**Estratto del documento:**

++++

1.
Nel 1940, l’editore Giuseppe Caregaro inizia le pubblicazioni
di Cucciolo, un fumetto disegnato, prima da
Rino Anzi e poi da Giorgio Rebuffi. Come il titolo suggerisce
Cucciolo – e il suo compagno Beppe – nascono come
cani antropomorfi, ma, assumendo presto sembianze umane, cambiano
natura. Il che, peraltro, non impedisce al lettore di rendersi
conto di quanto personaggi e vicende loro siano ricalcati sul
modello dell’ormai famoso Topolino.
Cucciolo
è piccolo abile e sagace, fin saccente, mentre l’amico
Beppe è lungagnone e tonto; combattono a volte contro
il cattivo Bombarda che ricorda Pietro Gambadilegno e sono zii
di tre nipotini dal nome di Tip, Top e Tap. Direi che ce ne
sarebbe stato abbastanza per sfiorare il plagio, ma, dovrei
anche ammettere che, in definitiva, non deragliava dalla logica
del sottoprodotto. Nel 1952, tuttavia, grazie all’inventiva
di Roberto Renzi, nel fumetto si intrufolò un nuovo personaggio
– un personaggio che oltrepassava il filo dell’assurdo
come Eta Beta nel fumetto disneyano. “Figlio del caucciù
e della colla”, poteva allungarsi a dismisura e da linea
trasformarsi in punto a seconda delle necessità riparatorie
che la morale della narrazione gli imponeva. Ebbe un successo
che travalicò lo stesso Cucciolo, guadagnandosi,
anni dopo, una propria autonomia. Si chiamava Tiramolla.

++++

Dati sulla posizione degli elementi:
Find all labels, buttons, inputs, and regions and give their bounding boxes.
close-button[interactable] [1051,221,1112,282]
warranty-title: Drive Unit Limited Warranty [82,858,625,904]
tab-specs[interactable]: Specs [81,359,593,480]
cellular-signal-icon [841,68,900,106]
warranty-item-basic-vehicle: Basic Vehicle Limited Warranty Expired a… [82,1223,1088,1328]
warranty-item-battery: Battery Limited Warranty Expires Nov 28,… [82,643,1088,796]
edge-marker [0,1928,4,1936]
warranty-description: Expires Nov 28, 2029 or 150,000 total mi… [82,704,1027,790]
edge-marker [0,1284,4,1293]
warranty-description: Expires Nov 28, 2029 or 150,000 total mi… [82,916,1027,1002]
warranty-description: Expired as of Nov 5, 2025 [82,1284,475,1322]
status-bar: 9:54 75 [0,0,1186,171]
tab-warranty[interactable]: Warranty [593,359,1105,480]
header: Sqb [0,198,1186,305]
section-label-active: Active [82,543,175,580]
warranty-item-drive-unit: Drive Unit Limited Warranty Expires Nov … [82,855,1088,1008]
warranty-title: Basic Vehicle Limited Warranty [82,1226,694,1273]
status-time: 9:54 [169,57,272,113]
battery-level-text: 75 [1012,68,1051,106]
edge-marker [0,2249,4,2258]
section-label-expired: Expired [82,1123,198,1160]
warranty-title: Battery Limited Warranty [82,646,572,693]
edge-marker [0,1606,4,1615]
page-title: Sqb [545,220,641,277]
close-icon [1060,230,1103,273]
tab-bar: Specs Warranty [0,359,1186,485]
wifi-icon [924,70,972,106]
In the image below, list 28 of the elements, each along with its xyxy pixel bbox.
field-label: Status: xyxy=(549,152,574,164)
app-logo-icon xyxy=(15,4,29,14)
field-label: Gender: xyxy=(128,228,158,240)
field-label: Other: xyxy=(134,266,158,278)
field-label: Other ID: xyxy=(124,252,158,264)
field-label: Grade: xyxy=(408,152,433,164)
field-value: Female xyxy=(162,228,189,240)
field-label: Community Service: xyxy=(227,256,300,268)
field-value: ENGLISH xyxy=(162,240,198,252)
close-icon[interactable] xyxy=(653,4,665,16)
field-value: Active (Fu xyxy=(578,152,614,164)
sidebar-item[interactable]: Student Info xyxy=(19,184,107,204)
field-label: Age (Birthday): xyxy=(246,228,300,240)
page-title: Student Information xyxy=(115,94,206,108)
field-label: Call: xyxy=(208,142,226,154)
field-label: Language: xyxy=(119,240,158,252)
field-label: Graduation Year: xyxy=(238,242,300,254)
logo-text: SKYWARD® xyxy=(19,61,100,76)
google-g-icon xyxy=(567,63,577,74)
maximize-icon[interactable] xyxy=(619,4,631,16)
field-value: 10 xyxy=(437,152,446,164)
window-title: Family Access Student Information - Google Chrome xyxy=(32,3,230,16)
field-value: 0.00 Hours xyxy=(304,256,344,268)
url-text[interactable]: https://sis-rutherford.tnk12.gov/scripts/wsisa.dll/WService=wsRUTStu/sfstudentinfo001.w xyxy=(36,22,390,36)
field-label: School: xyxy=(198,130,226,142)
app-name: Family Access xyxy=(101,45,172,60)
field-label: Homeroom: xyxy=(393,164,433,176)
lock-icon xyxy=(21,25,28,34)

++++

**Parti dell'esercizio:**
a: Restituisci la parte del brano su Cucciolo che comincia con "Nel 1940, l’editore" e prosegue fino a "dell’ormai famoso Topolino.".
b: Elenca tutte le persone che, secondo il brano su Cucciolo, hanno pubblicato, disegnato o ideato qualcosa del fumetto.
Questo materiale proviene da un'altra fonte.

**Compiti risolti:**
a:
Nel 1940, l’editore Giuseppe Caregaro inizia le pubblicazioni
di Cucciolo, un fumetto disegnato, prima da
Rino Anzi e poi da Giorgio Rebuffi. Come il titolo suggerisce
Cucciolo – e il suo compagno Beppe – nascono come
cani antropomorfi, ma, assumendo presto sembianze umane, cambiano
natura. Il che, peraltro, non impedisce al lettore di rendersi
conto di quanto personaggi e vicende loro siano ricalcati sul
modello dell’ormai famoso Topolino.

b: Giuseppe Caregaro, Rino Anzi, Giorgio Rebuffi, Roberto Renzi